▶ [Given records]:
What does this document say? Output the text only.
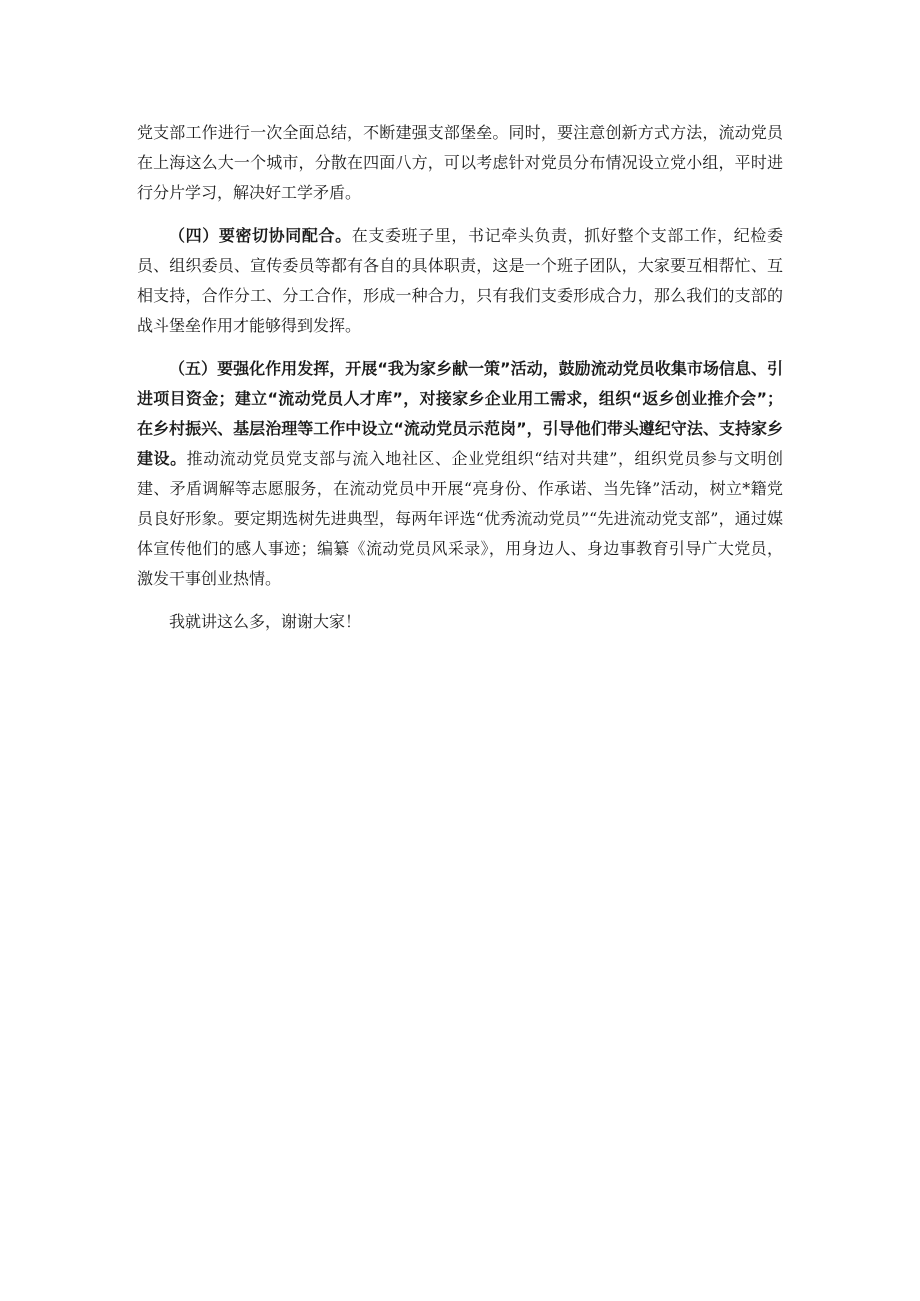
党支部工作进行一次全面总结，不断建强支部堡垒。同时，要注意创新方式方法，流动党员在上海这么大一个城市，分散在四面八方，可以考虑针对党员分布情况设立党小组，平时进行分片学习，解决好工学矛盾。

（四）要密切协同配合。在支委班子里，书记牵头负责，抓好整个支部工作，纪检委员、组织委员、宣传委员等都有各自的具体职责，这是一个班子团队，大家要互相帮忙、互相支持，合作分工、分工合作，形成一种合力，只有我们支委形成合力，那么我们的支部的战斗堡垒作用才能够得到发挥。

（五）要强化作用发挥，开展“我为家乡献一策”活动，鼓励流动党员收集市场信息、引进项目资金；建立“流动党员人才库”，对接家乡企业用工需求，组织“返乡创业推介会”；在乡村振兴、基层治理等工作中设立“流动党员示范岗”，引导他们带头遵纪守法、支持家乡建设。推动流动党员党支部与流入地社区、企业党组织“结对共建”，组织党员参与文明创建、矛盾调解等志愿服务，在流动党员中开展“亮身份、作承诺、当先锋”活动，树立*籍党员良好形象。要定期选树先进典型，每两年评选“优秀流动党员”“先进流动党支部”，通过媒体宣传他们的感人事迹；编纂《流动党员风采录》，用身边人、身边事教育引导广大党员，激发干事创业热情。

我就讲这么多，谢谢大家！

▶ [What this task involves]:
Skip the pictures and transcribe the rest of the records exactly.

▶ [The response]:
What does this document say? Output the text only.
党支部工作进行一次全面总结，不断建强支部堡垒。同时，要注意创新方式方法，流动党员在上海这么大一个城市，分散在四面八方，可以考虑针对党员分布情况设立党小组，平时进行分片学习，解决好工学矛盾。

（四）要密切协同配合。在支委班子里，书记牵头负责，抓好整个支部工作，纪检委员、组织委员、宣传委员等都有各自的具体职责，这是一个班子团队，大家要互相帮忙、互相支持，合作分工、分工合作，形成一种合力，只有我们支委形成合力，那么我们的支部的战斗堡垒作用才能够得到发挥。

（五）要强化作用发挥，开展“我为家乡献一策”活动，鼓励流动党员收集市场信息、引进项目资金；建立“流动党员人才库”，对接家乡企业用工需求，组织“返乡创业推介会”；在乡村振兴、基层治理等工作中设立“流动党员示范岗”，引导他们带头遵纪守法、支持家乡建设。推动流动党员党支部与流入地社区、企业党组织“结对共建”，组织党员参与文明创建、矛盾调解等志愿服务，在流动党员中开展“亮身份、作承诺、当先锋”活动，树立*籍党员良好形象。要定期选树先进典型，每两年评选“优秀流动党员”“先进流动党支部”，通过媒体宣传他们的感人事迹；编纂《流动党员风采录》，用身边人、身边事教育引导广大党员，激发干事创业热情。

我就讲这么多，谢谢大家！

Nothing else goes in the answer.